━━ PROVIDED DATA

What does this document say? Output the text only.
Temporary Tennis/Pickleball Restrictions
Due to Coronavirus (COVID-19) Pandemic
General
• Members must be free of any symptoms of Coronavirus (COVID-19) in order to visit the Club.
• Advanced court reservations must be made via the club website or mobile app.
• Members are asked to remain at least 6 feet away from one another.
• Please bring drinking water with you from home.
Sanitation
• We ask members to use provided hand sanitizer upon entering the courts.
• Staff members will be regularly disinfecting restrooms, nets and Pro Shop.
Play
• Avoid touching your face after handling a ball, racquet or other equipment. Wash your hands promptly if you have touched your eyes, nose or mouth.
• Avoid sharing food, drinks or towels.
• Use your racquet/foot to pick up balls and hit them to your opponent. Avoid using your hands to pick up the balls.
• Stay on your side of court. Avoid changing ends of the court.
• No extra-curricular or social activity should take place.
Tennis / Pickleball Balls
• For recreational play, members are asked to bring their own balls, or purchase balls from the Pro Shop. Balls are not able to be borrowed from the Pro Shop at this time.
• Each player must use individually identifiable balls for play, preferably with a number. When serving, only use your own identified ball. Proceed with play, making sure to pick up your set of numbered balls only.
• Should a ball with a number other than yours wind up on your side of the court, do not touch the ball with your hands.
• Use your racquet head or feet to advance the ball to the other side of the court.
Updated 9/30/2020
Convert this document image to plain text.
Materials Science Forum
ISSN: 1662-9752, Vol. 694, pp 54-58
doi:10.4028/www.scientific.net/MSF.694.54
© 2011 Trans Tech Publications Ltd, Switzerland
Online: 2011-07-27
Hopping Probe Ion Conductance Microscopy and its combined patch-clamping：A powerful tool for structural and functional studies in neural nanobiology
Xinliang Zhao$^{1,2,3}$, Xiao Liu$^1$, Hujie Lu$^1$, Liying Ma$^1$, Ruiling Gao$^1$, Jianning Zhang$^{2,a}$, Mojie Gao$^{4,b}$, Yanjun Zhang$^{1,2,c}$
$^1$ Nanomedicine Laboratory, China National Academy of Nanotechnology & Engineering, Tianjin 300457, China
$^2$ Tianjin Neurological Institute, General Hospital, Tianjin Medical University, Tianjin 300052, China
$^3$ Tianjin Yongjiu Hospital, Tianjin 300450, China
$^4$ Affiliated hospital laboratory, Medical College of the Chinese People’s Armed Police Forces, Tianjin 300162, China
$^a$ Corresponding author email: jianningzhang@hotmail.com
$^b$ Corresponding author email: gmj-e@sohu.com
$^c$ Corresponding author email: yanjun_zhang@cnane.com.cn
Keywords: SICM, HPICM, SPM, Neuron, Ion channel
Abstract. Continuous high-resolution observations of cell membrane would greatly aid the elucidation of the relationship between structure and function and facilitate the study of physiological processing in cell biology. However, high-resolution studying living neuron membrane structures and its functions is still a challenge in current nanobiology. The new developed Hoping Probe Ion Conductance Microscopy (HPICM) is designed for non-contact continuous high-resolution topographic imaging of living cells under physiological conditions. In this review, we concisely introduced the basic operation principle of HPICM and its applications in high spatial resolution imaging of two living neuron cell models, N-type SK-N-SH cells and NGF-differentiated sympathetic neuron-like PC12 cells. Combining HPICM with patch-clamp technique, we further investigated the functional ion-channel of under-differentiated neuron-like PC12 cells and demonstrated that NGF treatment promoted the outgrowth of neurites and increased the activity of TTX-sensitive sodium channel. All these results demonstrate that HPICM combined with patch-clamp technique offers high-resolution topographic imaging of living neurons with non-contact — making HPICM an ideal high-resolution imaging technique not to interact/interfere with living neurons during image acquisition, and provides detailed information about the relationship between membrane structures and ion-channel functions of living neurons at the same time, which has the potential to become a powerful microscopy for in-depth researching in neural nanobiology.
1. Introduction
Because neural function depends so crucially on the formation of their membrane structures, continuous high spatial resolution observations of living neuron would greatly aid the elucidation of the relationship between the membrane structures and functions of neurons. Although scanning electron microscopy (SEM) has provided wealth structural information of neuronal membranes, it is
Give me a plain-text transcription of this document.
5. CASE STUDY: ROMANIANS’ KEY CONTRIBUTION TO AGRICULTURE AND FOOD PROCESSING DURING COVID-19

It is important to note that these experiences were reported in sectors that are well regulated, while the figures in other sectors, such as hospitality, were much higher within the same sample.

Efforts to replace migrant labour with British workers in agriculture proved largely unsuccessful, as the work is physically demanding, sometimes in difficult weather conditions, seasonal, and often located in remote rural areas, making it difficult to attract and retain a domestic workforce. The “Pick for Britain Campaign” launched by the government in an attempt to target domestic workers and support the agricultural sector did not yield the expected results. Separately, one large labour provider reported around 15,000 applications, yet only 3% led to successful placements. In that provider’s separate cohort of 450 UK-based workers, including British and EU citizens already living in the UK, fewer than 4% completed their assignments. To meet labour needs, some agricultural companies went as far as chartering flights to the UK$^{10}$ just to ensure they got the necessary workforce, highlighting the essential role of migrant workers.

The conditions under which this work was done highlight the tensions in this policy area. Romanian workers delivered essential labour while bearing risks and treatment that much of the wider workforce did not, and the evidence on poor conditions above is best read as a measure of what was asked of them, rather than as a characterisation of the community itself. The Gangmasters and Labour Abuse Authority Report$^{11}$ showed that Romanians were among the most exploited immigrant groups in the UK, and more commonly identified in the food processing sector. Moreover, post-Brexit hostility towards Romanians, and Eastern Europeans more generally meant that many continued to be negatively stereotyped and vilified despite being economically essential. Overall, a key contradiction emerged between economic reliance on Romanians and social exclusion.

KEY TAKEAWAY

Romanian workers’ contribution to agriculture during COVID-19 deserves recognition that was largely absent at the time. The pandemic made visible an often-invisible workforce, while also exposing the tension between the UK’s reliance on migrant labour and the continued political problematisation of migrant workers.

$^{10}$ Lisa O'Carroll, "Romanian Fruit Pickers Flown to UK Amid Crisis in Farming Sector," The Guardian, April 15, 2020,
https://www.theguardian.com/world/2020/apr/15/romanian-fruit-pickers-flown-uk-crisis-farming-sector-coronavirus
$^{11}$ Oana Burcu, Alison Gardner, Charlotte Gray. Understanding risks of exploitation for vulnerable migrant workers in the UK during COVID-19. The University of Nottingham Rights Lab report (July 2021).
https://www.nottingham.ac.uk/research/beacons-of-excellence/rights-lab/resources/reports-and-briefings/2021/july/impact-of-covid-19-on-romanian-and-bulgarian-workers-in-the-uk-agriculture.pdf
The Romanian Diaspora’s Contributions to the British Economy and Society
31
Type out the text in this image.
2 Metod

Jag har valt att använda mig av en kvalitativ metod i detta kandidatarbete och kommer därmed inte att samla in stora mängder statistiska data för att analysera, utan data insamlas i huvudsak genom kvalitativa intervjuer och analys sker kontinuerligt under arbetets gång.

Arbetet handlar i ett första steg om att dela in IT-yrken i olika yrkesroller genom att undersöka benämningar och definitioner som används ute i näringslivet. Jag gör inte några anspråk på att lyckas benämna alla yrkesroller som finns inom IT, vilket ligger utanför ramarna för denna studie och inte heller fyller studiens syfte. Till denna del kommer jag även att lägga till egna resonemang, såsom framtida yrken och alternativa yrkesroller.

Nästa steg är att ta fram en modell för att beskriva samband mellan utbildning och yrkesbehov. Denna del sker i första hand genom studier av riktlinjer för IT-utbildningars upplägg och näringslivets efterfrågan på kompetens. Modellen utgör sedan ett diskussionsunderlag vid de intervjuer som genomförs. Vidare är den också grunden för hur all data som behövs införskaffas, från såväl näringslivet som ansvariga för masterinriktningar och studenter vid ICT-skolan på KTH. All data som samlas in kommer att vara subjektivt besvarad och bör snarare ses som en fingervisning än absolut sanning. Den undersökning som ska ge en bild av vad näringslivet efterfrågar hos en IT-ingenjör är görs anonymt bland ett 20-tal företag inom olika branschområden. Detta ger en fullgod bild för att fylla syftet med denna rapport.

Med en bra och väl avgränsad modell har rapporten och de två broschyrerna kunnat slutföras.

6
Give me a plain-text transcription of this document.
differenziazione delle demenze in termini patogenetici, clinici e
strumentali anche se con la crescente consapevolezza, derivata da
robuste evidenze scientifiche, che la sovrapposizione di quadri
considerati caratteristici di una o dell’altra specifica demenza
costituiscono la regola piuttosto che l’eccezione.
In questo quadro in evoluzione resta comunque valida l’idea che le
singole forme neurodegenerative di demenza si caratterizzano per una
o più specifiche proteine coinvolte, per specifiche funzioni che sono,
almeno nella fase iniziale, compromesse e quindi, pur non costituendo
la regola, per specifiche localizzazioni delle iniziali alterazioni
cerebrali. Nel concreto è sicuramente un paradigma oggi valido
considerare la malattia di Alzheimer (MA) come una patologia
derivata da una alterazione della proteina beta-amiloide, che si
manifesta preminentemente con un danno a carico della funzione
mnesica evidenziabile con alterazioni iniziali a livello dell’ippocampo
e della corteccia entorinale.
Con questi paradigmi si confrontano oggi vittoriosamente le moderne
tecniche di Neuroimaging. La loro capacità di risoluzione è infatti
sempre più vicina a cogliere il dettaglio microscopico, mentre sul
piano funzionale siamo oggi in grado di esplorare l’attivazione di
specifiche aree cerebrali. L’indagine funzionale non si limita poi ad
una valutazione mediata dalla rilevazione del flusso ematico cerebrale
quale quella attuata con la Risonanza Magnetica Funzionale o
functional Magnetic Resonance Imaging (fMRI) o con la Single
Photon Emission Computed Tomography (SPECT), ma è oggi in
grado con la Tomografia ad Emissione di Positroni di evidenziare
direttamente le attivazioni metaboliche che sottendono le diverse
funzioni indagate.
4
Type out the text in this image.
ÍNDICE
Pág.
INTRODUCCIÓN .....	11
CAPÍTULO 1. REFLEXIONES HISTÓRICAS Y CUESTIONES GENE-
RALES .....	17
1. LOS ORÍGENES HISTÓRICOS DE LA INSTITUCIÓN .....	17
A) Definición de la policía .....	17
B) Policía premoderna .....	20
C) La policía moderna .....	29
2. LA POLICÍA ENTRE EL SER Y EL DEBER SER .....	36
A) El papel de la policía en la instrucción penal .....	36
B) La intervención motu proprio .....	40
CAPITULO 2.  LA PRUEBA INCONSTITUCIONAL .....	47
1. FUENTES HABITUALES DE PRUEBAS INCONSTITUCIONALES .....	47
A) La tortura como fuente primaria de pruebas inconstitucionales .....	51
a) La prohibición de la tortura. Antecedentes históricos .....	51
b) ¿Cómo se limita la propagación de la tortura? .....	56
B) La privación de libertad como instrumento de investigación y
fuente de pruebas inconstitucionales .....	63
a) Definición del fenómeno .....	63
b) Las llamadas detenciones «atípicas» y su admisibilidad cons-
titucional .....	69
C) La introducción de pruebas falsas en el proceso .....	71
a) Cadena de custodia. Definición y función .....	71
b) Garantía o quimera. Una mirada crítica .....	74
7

━━━━

* YOUR OBJECTIVE
Single out each line of the records above with the string "HPICM" in it, and copy it.

* WRITTEN RESPONSE
Keywords: SICM, HPICM, SPM, Neuron, Ion channel
Abstract. Continuous high-resolution observations of cell membrane would greatly aid the elucidation of the relationship between structure and function and facilitate the study of physiological processing in cell biology. However, high-resolution studying living neuron membrane structures and its functions is still a challenge in current nanobiology. The new developed Hoping Probe Ion Conductance Microscopy (HPICM) is designed for non-contact continuous high-resolution topographic imaging of living cells under physiological conditions. In this review, we concisely introduced the basic operation principle of HPICM and its applications in high spatial resolution imaging of two living neuron cell models, N-type SK-N-SH cells and NGF-differentiated sympathetic neuron-like PC12 cells. Combining HPICM with patch-clamp technique, we further investigated the functional ion-channel of under-differentiated neuron-like PC12 cells and demonstrated that NGF treatment promoted the outgrowth of neurites and increased the activity of TTX-sensitive sodium channel. All these results demonstrate that HPICM combined with patch-clamp technique offers high-resolution topographic imaging of living neurons with non-contact — making HPICM an ideal high-resolution imaging technique not to interact/interfere with living neurons during image acquisition, and provides detailed information about the relationship between membrane structures and ion-channel functions of living neurons at the same time, which has the potential to become a powerful microscopy for in-depth researching in neural nanobiology.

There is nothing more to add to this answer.